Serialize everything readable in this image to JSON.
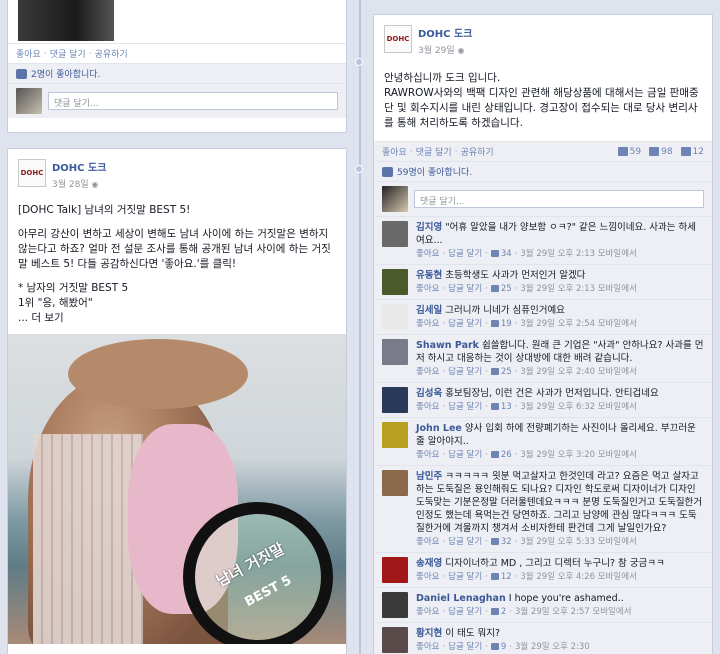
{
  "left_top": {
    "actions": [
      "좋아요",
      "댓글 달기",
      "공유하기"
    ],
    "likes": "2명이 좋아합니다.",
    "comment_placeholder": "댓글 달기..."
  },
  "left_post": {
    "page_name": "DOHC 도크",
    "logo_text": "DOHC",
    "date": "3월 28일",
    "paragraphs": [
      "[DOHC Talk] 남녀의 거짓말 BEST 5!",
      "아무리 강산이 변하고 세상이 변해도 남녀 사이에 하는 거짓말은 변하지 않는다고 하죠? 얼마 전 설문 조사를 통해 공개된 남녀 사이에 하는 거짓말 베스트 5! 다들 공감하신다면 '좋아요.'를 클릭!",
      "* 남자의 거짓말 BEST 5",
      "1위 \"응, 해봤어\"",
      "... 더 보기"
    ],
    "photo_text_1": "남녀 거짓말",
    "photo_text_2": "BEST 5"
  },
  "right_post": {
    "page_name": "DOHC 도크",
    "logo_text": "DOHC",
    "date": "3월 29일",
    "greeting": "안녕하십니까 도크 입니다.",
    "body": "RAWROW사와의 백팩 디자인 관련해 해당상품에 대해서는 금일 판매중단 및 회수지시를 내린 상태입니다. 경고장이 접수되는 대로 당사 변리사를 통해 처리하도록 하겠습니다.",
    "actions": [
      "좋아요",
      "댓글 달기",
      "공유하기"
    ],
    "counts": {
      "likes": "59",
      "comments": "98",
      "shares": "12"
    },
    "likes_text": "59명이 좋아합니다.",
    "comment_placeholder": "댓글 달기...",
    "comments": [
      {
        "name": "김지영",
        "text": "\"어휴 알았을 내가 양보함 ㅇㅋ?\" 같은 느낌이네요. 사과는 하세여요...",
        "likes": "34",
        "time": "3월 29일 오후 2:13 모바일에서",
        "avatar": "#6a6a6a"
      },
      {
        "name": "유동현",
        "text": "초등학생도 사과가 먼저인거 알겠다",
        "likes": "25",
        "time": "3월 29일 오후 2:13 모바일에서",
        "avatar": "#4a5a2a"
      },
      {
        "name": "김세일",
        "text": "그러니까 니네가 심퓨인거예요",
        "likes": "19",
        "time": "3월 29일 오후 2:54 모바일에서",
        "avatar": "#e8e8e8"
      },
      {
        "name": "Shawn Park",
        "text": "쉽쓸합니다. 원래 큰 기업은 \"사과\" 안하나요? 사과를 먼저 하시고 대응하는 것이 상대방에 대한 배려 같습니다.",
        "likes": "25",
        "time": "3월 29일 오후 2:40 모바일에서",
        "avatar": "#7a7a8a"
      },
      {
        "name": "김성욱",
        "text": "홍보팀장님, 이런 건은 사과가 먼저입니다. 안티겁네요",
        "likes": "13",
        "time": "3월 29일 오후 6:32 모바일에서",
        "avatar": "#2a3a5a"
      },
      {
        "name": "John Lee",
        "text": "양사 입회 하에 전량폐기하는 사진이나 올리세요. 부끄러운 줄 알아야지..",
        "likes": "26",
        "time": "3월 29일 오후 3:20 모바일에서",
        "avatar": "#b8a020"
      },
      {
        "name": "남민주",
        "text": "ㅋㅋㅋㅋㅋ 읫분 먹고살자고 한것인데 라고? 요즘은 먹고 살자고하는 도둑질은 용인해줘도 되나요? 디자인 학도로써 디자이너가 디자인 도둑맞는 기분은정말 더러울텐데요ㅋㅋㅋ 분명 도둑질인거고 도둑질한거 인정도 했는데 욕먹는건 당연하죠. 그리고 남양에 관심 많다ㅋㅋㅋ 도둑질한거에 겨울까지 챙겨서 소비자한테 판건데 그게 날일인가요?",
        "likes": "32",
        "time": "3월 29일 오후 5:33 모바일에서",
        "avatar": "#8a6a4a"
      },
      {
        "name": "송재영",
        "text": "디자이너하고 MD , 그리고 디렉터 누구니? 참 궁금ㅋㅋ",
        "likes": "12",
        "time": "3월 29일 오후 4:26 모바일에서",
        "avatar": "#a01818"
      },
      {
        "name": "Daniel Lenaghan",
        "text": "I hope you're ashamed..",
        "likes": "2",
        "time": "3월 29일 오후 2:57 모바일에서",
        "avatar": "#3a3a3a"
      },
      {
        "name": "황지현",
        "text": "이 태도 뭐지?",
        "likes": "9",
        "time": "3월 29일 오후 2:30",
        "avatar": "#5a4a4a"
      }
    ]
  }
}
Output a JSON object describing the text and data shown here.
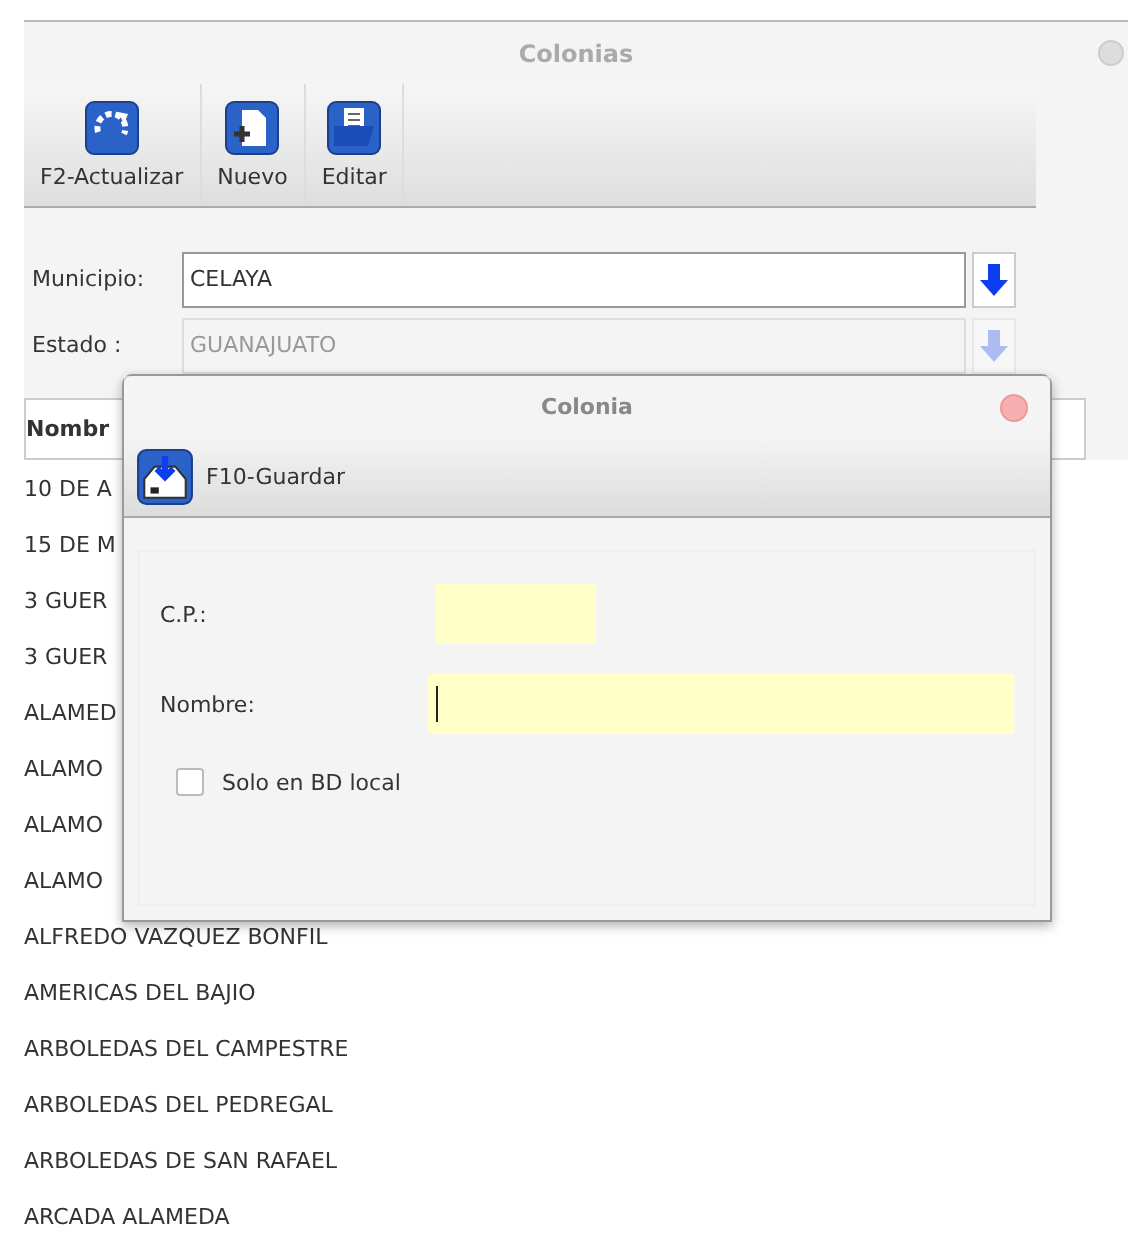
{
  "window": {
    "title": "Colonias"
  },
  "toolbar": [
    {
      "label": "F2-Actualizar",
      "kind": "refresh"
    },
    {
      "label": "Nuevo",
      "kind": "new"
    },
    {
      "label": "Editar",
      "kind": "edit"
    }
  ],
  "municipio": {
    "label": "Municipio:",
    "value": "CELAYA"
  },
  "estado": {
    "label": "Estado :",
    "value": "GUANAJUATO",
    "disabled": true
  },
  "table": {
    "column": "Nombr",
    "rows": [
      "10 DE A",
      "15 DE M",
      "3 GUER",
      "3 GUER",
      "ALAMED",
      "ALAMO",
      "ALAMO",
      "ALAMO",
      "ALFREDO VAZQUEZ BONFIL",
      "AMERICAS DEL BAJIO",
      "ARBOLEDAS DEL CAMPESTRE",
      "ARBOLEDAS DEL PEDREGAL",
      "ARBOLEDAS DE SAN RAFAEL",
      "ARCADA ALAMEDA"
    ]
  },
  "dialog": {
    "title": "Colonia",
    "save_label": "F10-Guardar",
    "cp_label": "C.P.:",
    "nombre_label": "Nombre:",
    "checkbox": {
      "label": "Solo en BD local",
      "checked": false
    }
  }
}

•••

* **WRITTEN EXERCISE**
Extract all the data above exactly, excluding every picture.

* **SOLUTION FOR THIS PROBLEM**
Serialize everything readable in this image to JSON.
{
  "left_top": {
    "actions": [
      "좋아요",
      "댓글 달기",
      "공유하기"
    ],
    "likes": "2명이 좋아합니다.",
    "comment_placeholder": "댓글 달기..."
  },
  "left_post": {
    "page_name": "DOHC 도크",
    "logo_text": "DOHC",
    "date": "3월 28일",
    "paragraphs": [
      "[DOHC Talk] 남녀의 거짓말 BEST 5!",
      "아무리 강산이 변하고 세상이 변해도 남녀 사이에 하는 거짓말은 변하지 않는다고 하죠? 얼마 전 설문 조사를 통해 공개된 남녀 사이에 하는 거짓말 베스트 5! 다들 공감하신다면 '좋아요.'를 클릭!",
      "* 남자의 거짓말 BEST 5",
      "1위 \"응, 해봤어\"",
      "... 더 보기"
    ],
    "photo_text_1": "남녀 거짓말",
    "photo_text_2": "BEST 5"
  },
  "right_post": {
    "page_name": "DOHC 도크",
    "logo_text": "DOHC",
    "date": "3월 29일",
    "greeting": "안녕하십니까 도크 입니다.",
    "body": "RAWROW사와의 백팩 디자인 관련해 해당상품에 대해서는 금일 판매중단 및 회수지시를 내린 상태입니다. 경고장이 접수되는 대로 당사 변리사를 통해 처리하도록 하겠습니다.",
    "actions": [
      "좋아요",
      "댓글 달기",
      "공유하기"
    ],
    "counts": {
      "likes": "59",
      "comments": "98",
      "shares": "12"
    },
    "likes_text": "59명이 좋아합니다.",
    "comment_placeholder": "댓글 달기...",
    "comments": [
      {
        "name": "김지영",
        "text": "\"어휴 알았을 내가 양보함 ㅇㅋ?\" 같은 느낌이네요. 사과는 하세여요...",
        "likes": "34",
        "time": "3월 29일 오후 2:13 모바일에서",
        "avatar": "#6a6a6a"
      },
      {
        "name": "유동현",
        "text": "초등학생도 사과가 먼저인거 알겠다",
        "likes": "25",
        "time": "3월 29일 오후 2:13 모바일에서",
        "avatar": "#4a5a2a"
      },
      {
        "name": "김세일",
        "text": "그러니까 니네가 심퓨인거예요",
        "likes": "19",
        "time": "3월 29일 오후 2:54 모바일에서",
        "avatar": "#e8e8e8"
      },
      {
        "name": "Shawn Park",
        "text": "쉽쓸합니다. 원래 큰 기업은 \"사과\" 안하나요? 사과를 먼저 하시고 대응하는 것이 상대방에 대한 배려 같습니다.",
        "likes": "25",
        "time": "3월 29일 오후 2:40 모바일에서",
        "avatar": "#7a7a8a"
      },
      {
        "name": "김성욱",
        "text": "홍보팀장님, 이런 건은 사과가 먼저입니다. 안티겁네요",
        "likes": "13",
        "time": "3월 29일 오후 6:32 모바일에서",
        "avatar": "#2a3a5a"
      },
      {
        "name": "John Lee",
        "text": "양사 입회 하에 전량폐기하는 사진이나 올리세요. 부끄러운 줄 알아야지..",
        "likes": "26",
        "time": "3월 29일 오후 3:20 모바일에서",
        "avatar": "#b8a020"
      },
      {
        "name": "남민주",
        "text": "ㅋㅋㅋㅋㅋ 읫분 먹고살자고 한것인데 라고? 요즘은 먹고 살자고하는 도둑질은 용인해줘도 되나요? 디자인 학도로써 디자이너가 디자인 도둑맞는 기분은정말 더러울텐데요ㅋㅋㅋ 분명 도둑질인거고 도둑질한거 인정도 했는데 욕먹는건 당연하죠. 그리고 남양에 관심 많다ㅋㅋㅋ 도둑질한거에 겨울까지 챙겨서 소비자한테 판건데 그게 날일인가요?",
        "likes": "32",
        "time": "3월 29일 오후 5:33 모바일에서",
        "avatar": "#8a6a4a"
      },
      {
        "name": "송재영",
        "text": "디자이너하고 MD , 그리고 디렉터 누구니? 참 궁금ㅋㅋ",
        "likes": "12",
        "time": "3월 29일 오후 4:26 모바일에서",
        "avatar": "#a01818"
      },
      {
        "name": "Daniel Lenaghan",
        "text": "I hope you're ashamed..",
        "likes": "2",
        "time": "3월 29일 오후 2:57 모바일에서",
        "avatar": "#3a3a3a"
      },
      {
        "name": "황지현",
        "text": "이 태도 뭐지?",
        "likes": "9",
        "time": "3월 29일 오후 2:30",
        "avatar": "#5a4a4a"
      }
    ]
  }
}
Output a JSON object describing the text and data shown here.
{
  "window": {
    "title": "Colonias"
  },
  "toolbar": [
    {
      "label": "F2-Actualizar",
      "kind": "refresh"
    },
    {
      "label": "Nuevo",
      "kind": "new"
    },
    {
      "label": "Editar",
      "kind": "edit"
    }
  ],
  "municipio": {
    "label": "Municipio:",
    "value": "CELAYA"
  },
  "estado": {
    "label": "Estado :",
    "value": "GUANAJUATO",
    "disabled": true
  },
  "table": {
    "column": "Nombr",
    "rows": [
      "10 DE A",
      "15 DE M",
      "3 GUER",
      "3 GUER",
      "ALAMED",
      "ALAMO",
      "ALAMO",
      "ALAMO",
      "ALFREDO VAZQUEZ BONFIL",
      "AMERICAS DEL BAJIO",
      "ARBOLEDAS DEL CAMPESTRE",
      "ARBOLEDAS DEL PEDREGAL",
      "ARBOLEDAS DE SAN RAFAEL",
      "ARCADA ALAMEDA"
    ]
  },
  "dialog": {
    "title": "Colonia",
    "save_label": "F10-Guardar",
    "cp_label": "C.P.:",
    "nombre_label": "Nombre:",
    "checkbox": {
      "label": "Solo en BD local",
      "checked": false
    }
  }
}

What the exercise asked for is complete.